Aim
Locate the string "weight" in the listing below. Copy every line where it is found.

Input material

## START

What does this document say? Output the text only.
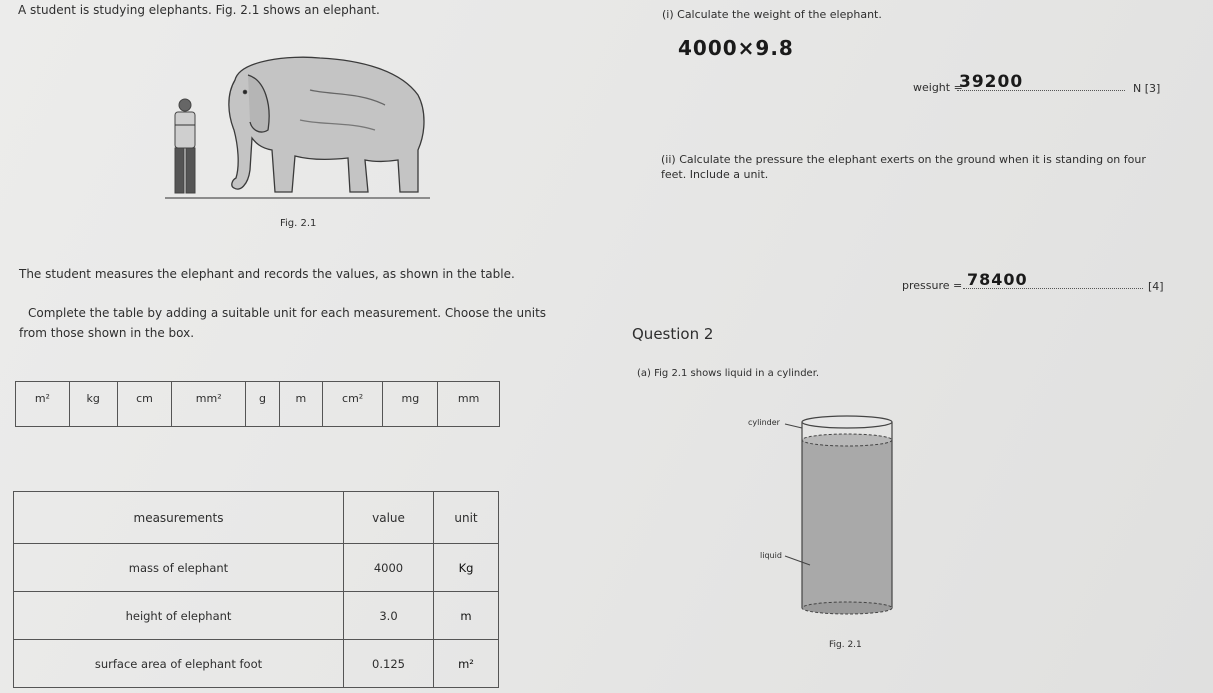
A student is studying elephants. Fig. 2.1 shows an elephant.
Fig. 2.1
The student measures the elephant and records the values, as shown in the table.
Complete the table by adding a suitable unit for each measurement. Choose the units
from those shown in the box.
m²	kg	cm	mm²	g	m	cm²	mg	mm
measurements	value	unit
mass of elephant	4000	Kg
height of elephant	3.0	m
surface area of elephant foot	0.125	m²
(i) Calculate the weight of the elephant.
4000×9.8
weight =
39200	N [3]
(ii) Calculate the pressure the elephant exerts on the ground when it is standing on four
feet. Include a unit.
pressure = 78400	[4]
Question 2
(a) Fig 2.1 shows liquid in a cylinder.
cylinder
liquid
Fig. 2.1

## END

Exercise output
(i) Calculate the weight of the elephant.
weight =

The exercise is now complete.